Task details:
Single out the lines that include the word "kemahiran". Copy them.

Input start

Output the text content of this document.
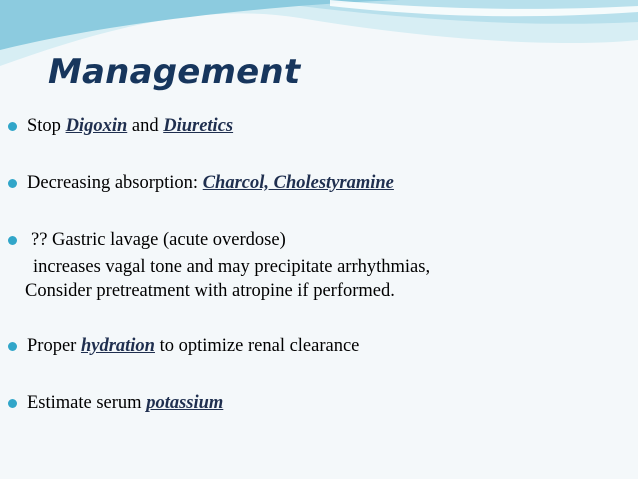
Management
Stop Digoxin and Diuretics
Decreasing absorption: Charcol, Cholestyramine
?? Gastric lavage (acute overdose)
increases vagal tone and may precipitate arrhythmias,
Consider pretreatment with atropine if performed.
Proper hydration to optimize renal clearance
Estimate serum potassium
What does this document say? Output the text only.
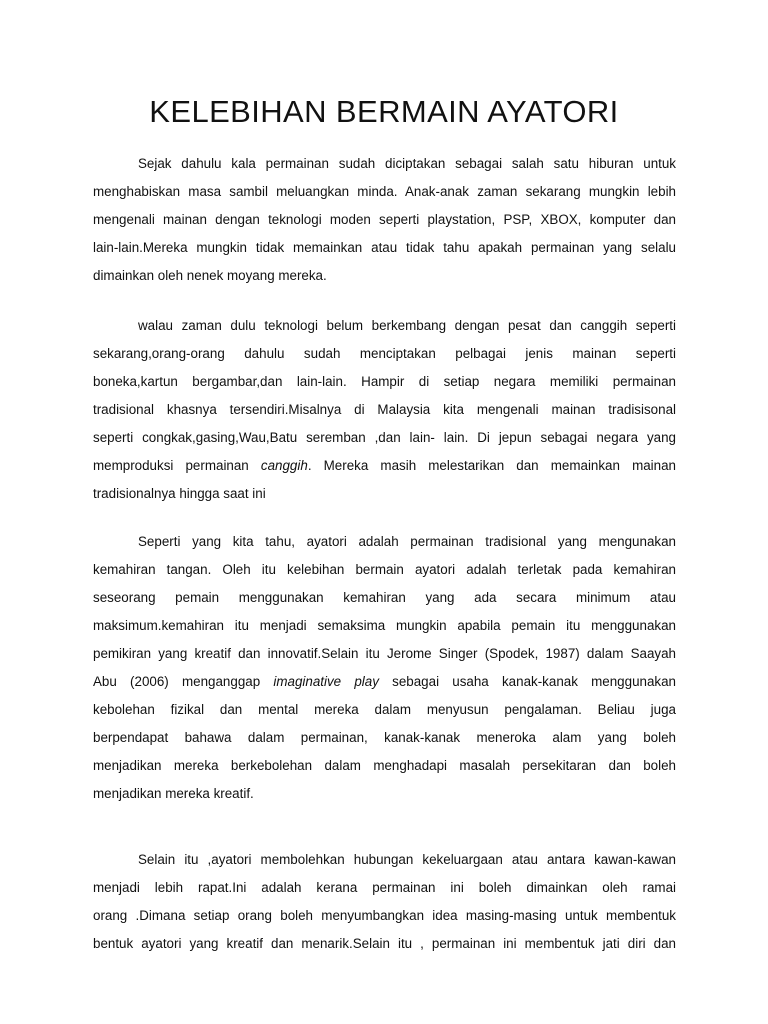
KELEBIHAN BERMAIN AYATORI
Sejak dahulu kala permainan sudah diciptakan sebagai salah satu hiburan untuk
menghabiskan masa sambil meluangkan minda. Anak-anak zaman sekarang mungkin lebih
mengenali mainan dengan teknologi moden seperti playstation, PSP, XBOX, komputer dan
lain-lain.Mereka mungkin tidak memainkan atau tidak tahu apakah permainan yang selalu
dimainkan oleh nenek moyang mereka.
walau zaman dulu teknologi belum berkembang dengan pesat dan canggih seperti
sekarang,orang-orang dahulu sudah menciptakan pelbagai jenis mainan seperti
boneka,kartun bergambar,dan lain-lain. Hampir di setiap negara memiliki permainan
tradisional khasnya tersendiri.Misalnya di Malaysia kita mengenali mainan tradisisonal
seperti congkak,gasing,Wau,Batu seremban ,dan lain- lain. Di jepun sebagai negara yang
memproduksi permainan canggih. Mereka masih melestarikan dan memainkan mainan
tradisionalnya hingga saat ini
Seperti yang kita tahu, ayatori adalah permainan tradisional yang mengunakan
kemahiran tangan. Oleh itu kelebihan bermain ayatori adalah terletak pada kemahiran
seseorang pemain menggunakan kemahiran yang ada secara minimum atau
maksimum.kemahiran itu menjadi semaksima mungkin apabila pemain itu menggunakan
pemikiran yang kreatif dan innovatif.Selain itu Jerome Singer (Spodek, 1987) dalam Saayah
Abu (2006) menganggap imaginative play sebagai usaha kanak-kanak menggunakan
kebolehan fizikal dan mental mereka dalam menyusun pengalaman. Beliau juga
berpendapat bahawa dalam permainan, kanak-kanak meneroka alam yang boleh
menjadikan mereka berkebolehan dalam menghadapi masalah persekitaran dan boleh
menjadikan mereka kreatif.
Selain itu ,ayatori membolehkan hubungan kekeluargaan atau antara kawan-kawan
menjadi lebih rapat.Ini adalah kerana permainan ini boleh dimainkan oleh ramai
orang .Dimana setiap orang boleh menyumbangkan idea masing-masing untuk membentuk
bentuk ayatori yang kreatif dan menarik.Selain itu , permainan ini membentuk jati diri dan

Input end
Input start

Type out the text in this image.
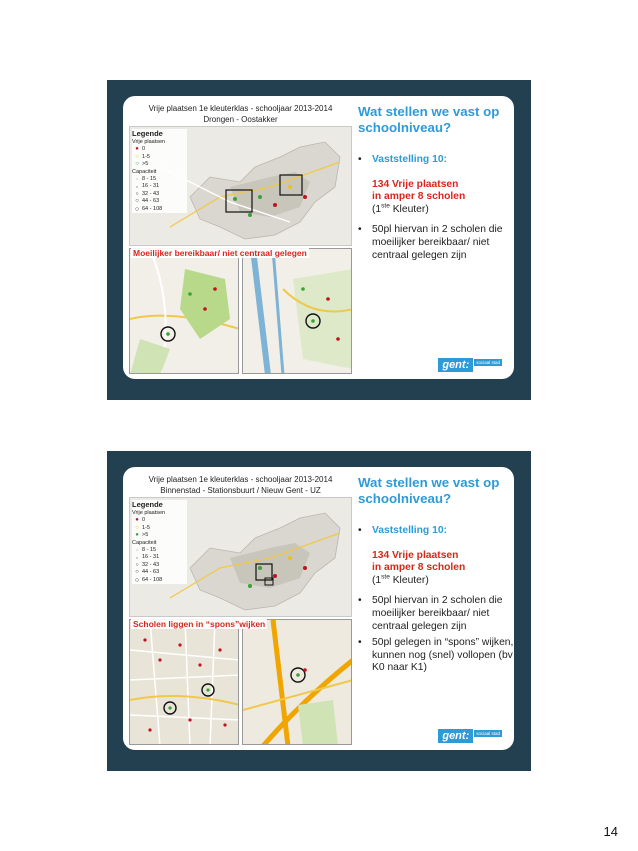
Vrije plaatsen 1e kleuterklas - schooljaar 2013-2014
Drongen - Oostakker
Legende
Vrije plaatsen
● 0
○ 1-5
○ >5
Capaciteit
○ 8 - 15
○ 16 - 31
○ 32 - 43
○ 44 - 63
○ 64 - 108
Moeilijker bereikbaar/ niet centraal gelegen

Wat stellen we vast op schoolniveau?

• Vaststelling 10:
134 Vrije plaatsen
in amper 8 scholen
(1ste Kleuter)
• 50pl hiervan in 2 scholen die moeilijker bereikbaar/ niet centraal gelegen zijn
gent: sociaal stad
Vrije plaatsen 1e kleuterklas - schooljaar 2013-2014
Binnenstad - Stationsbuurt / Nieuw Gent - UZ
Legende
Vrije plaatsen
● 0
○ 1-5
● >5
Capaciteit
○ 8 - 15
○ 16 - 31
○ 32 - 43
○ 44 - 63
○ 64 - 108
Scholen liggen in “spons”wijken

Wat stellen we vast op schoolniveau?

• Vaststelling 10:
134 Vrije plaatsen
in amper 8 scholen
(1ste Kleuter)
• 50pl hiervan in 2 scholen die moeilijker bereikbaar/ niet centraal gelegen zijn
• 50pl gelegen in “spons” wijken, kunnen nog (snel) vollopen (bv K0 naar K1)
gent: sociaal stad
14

Input end

Written response:
kemahiran tangan. Oleh itu kelebihan bermain ayatori adalah terletak pada kemahiran
seseorang pemain menggunakan kemahiran yang ada secara minimum atau
maksimum.kemahiran itu menjadi semaksima mungkin apabila pemain itu menggunakan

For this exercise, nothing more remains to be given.